====== Supplied material

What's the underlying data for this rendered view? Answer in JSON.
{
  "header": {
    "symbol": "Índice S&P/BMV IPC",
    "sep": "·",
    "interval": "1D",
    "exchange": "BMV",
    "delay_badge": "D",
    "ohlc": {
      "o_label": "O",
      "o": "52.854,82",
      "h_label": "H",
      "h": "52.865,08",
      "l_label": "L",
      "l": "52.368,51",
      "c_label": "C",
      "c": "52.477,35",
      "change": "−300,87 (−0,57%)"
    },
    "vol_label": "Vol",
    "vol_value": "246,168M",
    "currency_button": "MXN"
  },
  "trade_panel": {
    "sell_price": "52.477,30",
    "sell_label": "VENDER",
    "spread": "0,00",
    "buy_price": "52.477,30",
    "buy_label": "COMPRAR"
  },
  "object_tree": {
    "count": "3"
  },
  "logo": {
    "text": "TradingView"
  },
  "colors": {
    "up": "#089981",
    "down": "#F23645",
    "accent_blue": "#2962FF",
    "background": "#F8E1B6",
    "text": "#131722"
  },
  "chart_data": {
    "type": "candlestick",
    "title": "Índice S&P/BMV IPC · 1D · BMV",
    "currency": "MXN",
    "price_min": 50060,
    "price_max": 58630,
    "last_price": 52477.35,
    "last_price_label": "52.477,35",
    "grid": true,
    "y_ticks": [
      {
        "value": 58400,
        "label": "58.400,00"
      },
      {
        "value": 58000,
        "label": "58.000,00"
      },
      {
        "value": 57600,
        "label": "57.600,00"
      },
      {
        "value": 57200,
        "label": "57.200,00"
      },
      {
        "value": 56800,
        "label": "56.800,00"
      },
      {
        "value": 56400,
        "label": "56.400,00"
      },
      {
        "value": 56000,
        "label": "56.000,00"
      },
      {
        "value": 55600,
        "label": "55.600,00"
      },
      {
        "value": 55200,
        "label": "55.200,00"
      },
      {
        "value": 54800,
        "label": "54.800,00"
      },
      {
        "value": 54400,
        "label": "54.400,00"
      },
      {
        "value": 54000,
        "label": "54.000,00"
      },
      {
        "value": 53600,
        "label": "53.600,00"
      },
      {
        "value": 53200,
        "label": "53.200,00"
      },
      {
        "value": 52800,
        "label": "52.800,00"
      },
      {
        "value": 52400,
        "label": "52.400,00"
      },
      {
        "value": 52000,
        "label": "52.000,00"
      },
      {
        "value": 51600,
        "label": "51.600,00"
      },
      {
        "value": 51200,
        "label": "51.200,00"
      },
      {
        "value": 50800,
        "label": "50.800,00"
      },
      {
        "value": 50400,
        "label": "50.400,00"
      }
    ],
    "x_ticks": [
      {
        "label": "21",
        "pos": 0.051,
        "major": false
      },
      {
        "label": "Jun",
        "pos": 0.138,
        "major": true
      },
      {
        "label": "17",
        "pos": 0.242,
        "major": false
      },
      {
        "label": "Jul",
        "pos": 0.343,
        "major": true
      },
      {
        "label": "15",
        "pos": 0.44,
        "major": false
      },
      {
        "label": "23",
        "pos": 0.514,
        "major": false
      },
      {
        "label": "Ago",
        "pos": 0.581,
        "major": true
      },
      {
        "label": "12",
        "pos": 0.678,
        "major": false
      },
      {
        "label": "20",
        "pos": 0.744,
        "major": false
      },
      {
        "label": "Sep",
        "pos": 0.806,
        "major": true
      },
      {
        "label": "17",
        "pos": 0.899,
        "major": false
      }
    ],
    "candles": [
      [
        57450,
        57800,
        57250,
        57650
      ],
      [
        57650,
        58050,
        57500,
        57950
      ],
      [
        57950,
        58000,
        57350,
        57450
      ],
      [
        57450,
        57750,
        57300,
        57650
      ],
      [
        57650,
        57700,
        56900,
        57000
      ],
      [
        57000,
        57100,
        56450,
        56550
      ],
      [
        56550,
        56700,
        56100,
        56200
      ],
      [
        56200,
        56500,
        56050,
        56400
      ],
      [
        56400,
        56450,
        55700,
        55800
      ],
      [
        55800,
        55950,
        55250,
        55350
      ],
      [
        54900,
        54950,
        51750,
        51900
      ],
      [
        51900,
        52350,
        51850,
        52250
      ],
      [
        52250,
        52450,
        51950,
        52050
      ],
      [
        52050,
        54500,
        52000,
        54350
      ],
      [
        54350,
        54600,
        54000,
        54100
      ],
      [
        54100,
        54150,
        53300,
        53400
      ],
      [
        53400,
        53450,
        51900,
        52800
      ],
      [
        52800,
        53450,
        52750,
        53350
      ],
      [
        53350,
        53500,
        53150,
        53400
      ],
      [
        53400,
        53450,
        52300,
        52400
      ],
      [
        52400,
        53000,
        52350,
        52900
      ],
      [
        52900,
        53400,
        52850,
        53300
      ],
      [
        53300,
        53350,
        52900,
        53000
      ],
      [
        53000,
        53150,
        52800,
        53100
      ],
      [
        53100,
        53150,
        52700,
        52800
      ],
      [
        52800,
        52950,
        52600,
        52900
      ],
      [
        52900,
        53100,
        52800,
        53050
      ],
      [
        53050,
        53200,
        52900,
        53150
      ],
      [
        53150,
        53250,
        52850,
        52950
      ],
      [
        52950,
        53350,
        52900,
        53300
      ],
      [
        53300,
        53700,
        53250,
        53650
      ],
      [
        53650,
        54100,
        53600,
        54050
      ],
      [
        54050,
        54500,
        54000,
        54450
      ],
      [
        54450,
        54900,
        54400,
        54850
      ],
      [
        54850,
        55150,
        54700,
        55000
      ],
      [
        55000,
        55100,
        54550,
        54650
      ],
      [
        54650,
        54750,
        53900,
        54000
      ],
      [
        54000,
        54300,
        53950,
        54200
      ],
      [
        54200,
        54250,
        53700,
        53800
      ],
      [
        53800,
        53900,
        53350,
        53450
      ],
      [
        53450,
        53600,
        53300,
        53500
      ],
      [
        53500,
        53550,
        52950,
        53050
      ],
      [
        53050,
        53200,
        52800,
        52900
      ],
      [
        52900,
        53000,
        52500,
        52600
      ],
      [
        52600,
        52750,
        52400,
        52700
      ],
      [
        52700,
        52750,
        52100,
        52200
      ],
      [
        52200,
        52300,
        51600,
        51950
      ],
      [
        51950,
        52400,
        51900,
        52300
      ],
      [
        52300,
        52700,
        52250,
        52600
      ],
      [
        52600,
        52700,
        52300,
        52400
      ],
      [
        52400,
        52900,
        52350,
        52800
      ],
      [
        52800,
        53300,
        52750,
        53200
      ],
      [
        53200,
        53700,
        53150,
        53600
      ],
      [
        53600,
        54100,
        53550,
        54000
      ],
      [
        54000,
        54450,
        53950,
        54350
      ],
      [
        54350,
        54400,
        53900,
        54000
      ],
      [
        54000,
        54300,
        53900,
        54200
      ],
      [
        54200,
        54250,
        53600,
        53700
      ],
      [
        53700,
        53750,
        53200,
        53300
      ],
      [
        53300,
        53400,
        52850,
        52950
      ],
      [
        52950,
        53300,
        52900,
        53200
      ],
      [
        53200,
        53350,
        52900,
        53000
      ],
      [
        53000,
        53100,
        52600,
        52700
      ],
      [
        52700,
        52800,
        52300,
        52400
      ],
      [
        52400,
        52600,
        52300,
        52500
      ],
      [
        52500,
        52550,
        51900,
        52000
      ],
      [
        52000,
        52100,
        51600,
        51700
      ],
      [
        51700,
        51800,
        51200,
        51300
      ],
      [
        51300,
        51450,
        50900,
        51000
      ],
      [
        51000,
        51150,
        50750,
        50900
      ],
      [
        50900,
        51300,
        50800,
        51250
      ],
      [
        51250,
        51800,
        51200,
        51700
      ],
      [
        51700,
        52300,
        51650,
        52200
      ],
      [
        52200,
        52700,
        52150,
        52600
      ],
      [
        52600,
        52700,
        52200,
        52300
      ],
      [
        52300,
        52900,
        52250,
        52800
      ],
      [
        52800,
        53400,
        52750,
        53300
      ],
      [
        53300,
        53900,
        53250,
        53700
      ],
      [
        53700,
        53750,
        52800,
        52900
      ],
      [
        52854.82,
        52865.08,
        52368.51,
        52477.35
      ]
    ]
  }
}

============

- [Task goal] Return all lines containing the word "Índice".

- [Response to the task]
    "symbol": "Índice S&P/BMV IPC",
    "title": "Índice S&P/BMV IPC · 1D · BMV",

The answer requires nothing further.